LISTED ENTRIES =
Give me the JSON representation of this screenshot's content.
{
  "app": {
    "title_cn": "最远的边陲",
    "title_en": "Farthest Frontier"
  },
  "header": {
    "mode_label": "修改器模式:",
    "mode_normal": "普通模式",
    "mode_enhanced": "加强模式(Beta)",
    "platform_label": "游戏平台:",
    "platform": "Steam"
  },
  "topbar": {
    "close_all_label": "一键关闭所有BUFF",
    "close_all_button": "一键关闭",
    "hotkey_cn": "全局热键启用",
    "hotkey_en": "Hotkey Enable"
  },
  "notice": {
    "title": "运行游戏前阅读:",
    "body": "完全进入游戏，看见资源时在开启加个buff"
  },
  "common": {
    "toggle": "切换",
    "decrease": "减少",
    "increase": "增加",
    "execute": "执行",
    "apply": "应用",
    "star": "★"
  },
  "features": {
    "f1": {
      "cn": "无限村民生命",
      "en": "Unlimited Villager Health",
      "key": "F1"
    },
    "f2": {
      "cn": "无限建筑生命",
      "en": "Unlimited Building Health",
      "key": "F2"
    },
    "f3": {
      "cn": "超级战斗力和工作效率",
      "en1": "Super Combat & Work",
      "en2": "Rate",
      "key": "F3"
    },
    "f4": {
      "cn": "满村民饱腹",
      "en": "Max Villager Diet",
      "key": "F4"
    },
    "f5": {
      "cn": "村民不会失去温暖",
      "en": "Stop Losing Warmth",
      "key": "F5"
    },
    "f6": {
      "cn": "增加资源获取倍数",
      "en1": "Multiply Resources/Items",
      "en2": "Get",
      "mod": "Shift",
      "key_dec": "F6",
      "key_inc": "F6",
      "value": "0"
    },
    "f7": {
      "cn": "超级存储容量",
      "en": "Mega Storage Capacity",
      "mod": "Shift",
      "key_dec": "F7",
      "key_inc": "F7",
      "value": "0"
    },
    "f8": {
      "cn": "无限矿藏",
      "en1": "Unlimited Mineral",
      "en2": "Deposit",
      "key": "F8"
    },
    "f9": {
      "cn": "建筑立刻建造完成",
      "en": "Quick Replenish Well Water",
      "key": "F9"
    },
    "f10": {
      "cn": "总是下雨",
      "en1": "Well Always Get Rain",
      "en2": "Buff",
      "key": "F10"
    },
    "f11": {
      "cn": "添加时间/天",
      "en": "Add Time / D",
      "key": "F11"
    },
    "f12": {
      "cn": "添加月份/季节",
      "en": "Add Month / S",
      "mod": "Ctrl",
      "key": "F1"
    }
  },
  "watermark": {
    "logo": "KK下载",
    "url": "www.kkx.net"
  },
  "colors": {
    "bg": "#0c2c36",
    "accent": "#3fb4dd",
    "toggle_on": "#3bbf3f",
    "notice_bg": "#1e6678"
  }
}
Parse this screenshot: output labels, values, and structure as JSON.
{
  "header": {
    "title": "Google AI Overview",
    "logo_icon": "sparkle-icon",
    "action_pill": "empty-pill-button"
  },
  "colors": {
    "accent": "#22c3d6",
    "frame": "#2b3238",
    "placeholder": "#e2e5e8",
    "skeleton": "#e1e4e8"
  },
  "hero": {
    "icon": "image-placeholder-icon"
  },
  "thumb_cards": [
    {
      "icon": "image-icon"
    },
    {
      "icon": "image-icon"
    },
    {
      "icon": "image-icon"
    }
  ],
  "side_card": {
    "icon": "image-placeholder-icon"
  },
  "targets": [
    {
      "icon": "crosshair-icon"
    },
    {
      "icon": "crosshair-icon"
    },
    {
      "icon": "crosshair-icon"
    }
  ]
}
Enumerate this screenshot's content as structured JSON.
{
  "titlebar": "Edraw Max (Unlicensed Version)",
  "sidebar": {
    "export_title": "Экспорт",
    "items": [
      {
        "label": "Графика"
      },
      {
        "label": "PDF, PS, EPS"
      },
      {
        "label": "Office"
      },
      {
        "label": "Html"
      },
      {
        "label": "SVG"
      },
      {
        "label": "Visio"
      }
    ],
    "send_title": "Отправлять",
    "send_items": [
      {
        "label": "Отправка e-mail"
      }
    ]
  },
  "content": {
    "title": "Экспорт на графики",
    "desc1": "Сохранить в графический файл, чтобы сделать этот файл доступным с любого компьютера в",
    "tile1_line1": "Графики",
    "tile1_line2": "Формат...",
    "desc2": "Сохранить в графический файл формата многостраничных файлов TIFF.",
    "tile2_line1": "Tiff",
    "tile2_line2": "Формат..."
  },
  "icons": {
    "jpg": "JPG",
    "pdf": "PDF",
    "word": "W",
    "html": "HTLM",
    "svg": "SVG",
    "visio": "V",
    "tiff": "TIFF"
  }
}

PROBLEM DESCRIPTION = Each entry above is to be quoted exactly.

THE RESULT =
Give me the JSON representation of this screenshot's content.
{
  "app": {
    "title_cn": "最远的边陲",
    "title_en": "Farthest Frontier"
  },
  "header": {
    "mode_label": "修改器模式:",
    "mode_normal": "普通模式",
    "mode_enhanced": "加强模式(Beta)",
    "platform_label": "游戏平台:",
    "platform": "Steam"
  },
  "topbar": {
    "close_all_label": "一键关闭所有BUFF",
    "close_all_button": "一键关闭",
    "hotkey_cn": "全局热键启用",
    "hotkey_en": "Hotkey Enable"
  },
  "notice": {
    "title": "运行游戏前阅读:",
    "body": "完全进入游戏，看见资源时在开启加个buff"
  },
  "common": {
    "toggle": "切换",
    "decrease": "减少",
    "increase": "增加",
    "execute": "执行",
    "apply": "应用",
    "star": "★"
  },
  "features": {
    "f1": {
      "cn": "无限村民生命",
      "en": "Unlimited Villager Health",
      "key": "F1"
    },
    "f2": {
      "cn": "无限建筑生命",
      "en": "Unlimited Building Health",
      "key": "F2"
    },
    "f3": {
      "cn": "超级战斗力和工作效率",
      "en1": "Super Combat & Work",
      "en2": "Rate",
      "key": "F3"
    },
    "f4": {
      "cn": "满村民饱腹",
      "en": "Max Villager Diet",
      "key": "F4"
    },
    "f5": {
      "cn": "村民不会失去温暖",
      "en": "Stop Losing Warmth",
      "key": "F5"
    },
    "f6": {
      "cn": "增加资源获取倍数",
      "en1": "Multiply Resources/Items",
      "en2": "Get",
      "mod": "Shift",
      "key_dec": "F6",
      "key_inc": "F6",
      "value": "0"
    },
    "f7": {
      "cn": "超级存储容量",
      "en": "Mega Storage Capacity",
      "mod": "Shift",
      "key_dec": "F7",
      "key_inc": "F7",
      "value": "0"
    },
    "f8": {
      "cn": "无限矿藏",
      "en1": "Unlimited Mineral",
      "en2": "Deposit",
      "key": "F8"
    },
    "f9": {
      "cn": "建筑立刻建造完成",
      "en": "Quick Replenish Well Water",
      "key": "F9"
    },
    "f10": {
      "cn": "总是下雨",
      "en1": "Well Always Get Rain",
      "en2": "Buff",
      "key": "F10"
    },
    "f11": {
      "cn": "添加时间/天",
      "en": "Add Time / D",
      "key": "F11"
    },
    "f12": {
      "cn": "添加月份/季节",
      "en": "Add Month / S",
      "mod": "Ctrl",
      "key": "F1"
    }
  },
  "watermark": {
    "logo": "KK下载",
    "url": "www.kkx.net"
  },
  "colors": {
    "bg": "#0c2c36",
    "accent": "#3fb4dd",
    "toggle_on": "#3bbf3f",
    "notice_bg": "#1e6678"
  }
}
Parse this screenshot: output labels, values, and structure as JSON.
{
  "header": {
    "title": "Google AI Overview",
    "logo_icon": "sparkle-icon",
    "action_pill": "empty-pill-button"
  },
  "colors": {
    "accent": "#22c3d6",
    "frame": "#2b3238",
    "placeholder": "#e2e5e8",
    "skeleton": "#e1e4e8"
  },
  "hero": {
    "icon": "image-placeholder-icon"
  },
  "thumb_cards": [
    {
      "icon": "image-icon"
    },
    {
      "icon": "image-icon"
    },
    {
      "icon": "image-icon"
    }
  ],
  "side_card": {
    "icon": "image-placeholder-icon"
  },
  "targets": [
    {
      "icon": "crosshair-icon"
    },
    {
      "icon": "crosshair-icon"
    },
    {
      "icon": "crosshair-icon"
    }
  ]
}
Enumerate this screenshot's content as structured JSON.
{
  "titlebar": "Edraw Max (Unlicensed Version)",
  "sidebar": {
    "export_title": "Экспорт",
    "items": [
      {
        "label": "Графика"
      },
      {
        "label": "PDF, PS, EPS"
      },
      {
        "label": "Office"
      },
      {
        "label": "Html"
      },
      {
        "label": "SVG"
      },
      {
        "label": "Visio"
      }
    ],
    "send_title": "Отправлять",
    "send_items": [
      {
        "label": "Отправка e-mail"
      }
    ]
  },
  "content": {
    "title": "Экспорт на графики",
    "desc1": "Сохранить в графический файл, чтобы сделать этот файл доступным с любого компьютера в",
    "tile1_line1": "Графики",
    "tile1_line2": "Формат...",
    "desc2": "Сохранить в графический файл формата многостраничных файлов TIFF.",
    "tile2_line1": "Tiff",
    "tile2_line2": "Формат..."
  },
  "icons": {
    "jpg": "JPG",
    "pdf": "PDF",
    "word": "W",
    "html": "HTLM",
    "svg": "SVG",
    "visio": "V",
    "tiff": "TIFF"
  }
}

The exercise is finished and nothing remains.